[Dataset items]
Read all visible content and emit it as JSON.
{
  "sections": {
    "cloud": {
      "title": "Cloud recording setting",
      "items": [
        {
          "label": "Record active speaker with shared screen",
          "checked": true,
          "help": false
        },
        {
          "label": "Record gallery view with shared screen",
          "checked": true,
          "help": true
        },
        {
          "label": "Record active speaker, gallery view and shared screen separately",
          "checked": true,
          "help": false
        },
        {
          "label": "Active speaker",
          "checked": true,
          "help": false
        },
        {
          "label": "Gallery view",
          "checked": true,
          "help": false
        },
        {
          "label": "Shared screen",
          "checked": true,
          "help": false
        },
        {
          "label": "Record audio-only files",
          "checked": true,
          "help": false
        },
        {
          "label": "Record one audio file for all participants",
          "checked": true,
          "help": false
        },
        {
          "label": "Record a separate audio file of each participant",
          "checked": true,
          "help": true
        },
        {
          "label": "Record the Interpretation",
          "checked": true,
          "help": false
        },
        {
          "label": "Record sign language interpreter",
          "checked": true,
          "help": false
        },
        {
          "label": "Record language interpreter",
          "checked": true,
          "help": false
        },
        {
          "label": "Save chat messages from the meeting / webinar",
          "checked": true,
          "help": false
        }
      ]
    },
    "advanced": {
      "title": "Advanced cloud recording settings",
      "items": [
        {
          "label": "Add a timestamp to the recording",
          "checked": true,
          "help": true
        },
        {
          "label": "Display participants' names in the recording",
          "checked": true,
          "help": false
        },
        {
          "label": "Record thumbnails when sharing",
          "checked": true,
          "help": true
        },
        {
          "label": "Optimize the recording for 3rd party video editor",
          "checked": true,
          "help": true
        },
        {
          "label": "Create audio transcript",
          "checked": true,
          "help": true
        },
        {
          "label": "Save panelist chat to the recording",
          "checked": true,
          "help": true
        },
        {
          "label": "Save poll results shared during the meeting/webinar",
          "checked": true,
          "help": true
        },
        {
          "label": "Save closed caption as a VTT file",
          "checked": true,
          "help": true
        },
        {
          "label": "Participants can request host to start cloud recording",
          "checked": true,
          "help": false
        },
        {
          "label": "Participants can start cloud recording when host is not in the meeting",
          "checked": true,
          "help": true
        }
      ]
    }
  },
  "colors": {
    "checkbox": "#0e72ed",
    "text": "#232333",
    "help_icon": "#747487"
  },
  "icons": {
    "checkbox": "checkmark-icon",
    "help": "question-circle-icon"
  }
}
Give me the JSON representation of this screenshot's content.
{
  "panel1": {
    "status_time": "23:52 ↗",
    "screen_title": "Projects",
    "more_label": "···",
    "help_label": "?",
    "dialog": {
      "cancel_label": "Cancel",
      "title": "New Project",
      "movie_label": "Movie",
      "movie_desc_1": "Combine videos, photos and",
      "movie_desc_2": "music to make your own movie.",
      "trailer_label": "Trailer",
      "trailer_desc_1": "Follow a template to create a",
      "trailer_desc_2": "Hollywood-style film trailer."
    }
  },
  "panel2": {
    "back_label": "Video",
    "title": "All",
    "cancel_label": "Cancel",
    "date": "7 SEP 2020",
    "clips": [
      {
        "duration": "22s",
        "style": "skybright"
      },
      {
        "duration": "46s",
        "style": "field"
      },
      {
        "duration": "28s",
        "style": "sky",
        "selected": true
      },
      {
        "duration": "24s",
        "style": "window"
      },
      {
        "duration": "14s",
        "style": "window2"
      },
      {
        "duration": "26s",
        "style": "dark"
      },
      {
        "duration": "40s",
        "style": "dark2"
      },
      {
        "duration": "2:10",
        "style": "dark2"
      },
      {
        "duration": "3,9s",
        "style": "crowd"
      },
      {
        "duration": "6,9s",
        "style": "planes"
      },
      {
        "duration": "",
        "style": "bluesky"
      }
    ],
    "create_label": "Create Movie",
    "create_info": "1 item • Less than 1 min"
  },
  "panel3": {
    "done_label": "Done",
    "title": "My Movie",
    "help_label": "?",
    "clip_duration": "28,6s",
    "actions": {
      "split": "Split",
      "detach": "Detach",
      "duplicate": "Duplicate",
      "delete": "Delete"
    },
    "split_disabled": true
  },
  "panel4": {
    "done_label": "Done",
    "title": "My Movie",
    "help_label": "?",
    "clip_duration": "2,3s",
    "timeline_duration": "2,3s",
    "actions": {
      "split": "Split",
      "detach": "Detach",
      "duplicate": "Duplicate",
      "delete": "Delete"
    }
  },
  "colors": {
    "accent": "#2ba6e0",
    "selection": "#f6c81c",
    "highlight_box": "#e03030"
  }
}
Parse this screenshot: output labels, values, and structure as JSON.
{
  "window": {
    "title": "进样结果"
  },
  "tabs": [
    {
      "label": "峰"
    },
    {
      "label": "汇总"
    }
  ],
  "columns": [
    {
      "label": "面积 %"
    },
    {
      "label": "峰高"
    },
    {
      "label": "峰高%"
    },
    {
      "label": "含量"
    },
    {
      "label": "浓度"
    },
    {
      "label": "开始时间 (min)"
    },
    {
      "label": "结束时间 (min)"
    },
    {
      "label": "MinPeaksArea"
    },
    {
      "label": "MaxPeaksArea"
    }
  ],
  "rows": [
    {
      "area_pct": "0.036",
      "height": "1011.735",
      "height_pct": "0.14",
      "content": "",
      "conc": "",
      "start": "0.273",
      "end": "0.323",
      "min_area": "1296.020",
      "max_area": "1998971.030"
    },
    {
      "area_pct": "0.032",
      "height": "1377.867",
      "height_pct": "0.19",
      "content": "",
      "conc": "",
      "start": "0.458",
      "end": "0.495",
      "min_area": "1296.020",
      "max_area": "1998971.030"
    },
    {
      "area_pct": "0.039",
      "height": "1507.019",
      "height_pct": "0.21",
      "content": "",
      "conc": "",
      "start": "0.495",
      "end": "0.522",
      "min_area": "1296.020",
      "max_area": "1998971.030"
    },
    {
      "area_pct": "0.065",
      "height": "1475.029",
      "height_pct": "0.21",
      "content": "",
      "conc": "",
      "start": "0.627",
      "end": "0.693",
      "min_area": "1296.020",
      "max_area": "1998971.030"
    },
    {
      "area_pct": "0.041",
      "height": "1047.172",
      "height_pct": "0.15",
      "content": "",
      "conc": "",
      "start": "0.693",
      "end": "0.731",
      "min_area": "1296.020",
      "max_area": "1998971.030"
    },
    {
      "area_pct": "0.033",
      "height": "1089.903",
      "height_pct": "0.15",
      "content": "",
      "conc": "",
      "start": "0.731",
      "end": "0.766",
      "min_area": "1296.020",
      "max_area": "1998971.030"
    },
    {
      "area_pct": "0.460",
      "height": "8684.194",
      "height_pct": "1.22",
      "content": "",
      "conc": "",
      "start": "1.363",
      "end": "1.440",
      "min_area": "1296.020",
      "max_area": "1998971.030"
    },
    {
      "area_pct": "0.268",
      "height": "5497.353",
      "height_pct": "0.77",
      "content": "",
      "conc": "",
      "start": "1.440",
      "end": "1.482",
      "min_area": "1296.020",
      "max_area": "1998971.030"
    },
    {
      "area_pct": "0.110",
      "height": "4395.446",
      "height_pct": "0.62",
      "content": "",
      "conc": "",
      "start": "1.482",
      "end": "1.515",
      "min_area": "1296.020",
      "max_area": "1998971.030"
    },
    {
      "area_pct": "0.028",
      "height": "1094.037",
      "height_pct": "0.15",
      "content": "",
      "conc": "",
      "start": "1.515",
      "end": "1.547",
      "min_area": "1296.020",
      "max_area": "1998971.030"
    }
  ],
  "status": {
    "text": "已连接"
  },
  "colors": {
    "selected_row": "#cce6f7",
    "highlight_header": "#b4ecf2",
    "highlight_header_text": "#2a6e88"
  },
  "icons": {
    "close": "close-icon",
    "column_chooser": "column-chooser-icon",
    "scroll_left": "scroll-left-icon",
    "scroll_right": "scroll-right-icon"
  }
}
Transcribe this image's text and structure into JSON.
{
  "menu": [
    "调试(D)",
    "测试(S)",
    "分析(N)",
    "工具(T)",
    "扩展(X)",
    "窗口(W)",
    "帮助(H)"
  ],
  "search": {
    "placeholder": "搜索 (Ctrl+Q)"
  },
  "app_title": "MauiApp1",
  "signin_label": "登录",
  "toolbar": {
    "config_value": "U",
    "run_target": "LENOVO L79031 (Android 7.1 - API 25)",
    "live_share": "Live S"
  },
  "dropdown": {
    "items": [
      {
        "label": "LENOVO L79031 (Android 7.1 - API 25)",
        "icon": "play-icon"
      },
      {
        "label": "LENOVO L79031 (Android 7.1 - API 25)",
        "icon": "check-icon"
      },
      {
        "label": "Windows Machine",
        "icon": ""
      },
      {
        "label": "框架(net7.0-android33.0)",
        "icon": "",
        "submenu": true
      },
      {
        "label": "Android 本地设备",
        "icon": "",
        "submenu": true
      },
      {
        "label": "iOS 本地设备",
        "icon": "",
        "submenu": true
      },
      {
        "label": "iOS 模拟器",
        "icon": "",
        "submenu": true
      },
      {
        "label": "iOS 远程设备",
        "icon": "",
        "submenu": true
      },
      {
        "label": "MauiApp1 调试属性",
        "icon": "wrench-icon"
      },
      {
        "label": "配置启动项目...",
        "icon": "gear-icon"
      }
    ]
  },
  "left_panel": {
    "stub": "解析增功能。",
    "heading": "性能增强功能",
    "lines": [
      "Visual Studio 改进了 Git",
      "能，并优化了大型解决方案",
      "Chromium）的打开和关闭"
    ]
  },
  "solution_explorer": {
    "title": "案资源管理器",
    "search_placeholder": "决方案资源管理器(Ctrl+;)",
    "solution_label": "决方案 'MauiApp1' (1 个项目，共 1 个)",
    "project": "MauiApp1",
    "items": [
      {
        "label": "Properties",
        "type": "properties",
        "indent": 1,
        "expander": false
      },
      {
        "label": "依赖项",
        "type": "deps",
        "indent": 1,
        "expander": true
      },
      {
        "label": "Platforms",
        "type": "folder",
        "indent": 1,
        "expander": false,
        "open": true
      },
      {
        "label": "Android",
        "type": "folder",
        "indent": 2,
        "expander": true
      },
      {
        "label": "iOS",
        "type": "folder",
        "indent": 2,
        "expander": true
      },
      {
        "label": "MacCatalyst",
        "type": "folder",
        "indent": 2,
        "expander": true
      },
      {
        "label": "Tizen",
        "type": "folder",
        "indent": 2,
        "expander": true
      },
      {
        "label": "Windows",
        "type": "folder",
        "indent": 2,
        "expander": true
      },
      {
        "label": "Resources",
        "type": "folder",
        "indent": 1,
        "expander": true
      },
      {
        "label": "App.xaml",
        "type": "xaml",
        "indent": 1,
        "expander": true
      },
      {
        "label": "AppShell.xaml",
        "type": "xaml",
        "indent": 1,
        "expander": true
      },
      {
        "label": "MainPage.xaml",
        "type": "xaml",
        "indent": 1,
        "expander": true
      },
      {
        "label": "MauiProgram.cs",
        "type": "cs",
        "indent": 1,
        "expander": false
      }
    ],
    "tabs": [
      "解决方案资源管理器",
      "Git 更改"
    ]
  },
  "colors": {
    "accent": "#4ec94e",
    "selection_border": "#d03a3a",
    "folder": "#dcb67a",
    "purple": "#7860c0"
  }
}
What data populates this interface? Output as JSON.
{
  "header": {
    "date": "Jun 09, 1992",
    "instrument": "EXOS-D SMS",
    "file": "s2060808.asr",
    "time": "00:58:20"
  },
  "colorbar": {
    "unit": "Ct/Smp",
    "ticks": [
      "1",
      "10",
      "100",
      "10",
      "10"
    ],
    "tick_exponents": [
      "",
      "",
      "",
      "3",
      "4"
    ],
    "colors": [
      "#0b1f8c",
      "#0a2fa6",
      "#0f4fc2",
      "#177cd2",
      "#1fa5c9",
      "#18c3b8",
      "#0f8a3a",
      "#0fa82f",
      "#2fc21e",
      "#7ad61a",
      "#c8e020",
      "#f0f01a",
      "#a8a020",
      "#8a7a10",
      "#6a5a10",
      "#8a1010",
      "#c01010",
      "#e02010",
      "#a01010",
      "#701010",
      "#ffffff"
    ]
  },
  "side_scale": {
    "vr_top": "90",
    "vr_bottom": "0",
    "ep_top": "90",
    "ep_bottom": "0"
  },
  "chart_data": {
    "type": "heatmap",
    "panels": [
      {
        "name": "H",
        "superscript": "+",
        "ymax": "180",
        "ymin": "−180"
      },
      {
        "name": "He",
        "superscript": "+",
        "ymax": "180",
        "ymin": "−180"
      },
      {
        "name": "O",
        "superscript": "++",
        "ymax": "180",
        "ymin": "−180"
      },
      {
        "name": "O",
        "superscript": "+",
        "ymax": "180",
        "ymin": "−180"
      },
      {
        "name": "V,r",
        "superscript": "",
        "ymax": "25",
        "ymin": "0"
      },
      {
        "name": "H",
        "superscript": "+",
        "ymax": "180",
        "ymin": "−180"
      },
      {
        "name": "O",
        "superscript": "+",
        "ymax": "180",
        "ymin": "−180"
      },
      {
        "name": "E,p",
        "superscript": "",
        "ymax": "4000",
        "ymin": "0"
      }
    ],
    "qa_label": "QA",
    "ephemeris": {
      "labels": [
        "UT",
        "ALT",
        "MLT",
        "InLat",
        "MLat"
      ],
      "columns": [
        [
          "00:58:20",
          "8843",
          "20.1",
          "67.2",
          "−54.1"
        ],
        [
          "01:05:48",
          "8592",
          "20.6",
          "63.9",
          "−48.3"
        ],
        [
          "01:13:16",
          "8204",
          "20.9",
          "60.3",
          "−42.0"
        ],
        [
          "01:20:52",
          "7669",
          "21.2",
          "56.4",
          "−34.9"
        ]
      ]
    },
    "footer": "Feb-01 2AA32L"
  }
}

# Exercise objective
Report how many lines in the entries hold the string "Windows". Nothing but the number is wanted.

# Solution to the exercise
2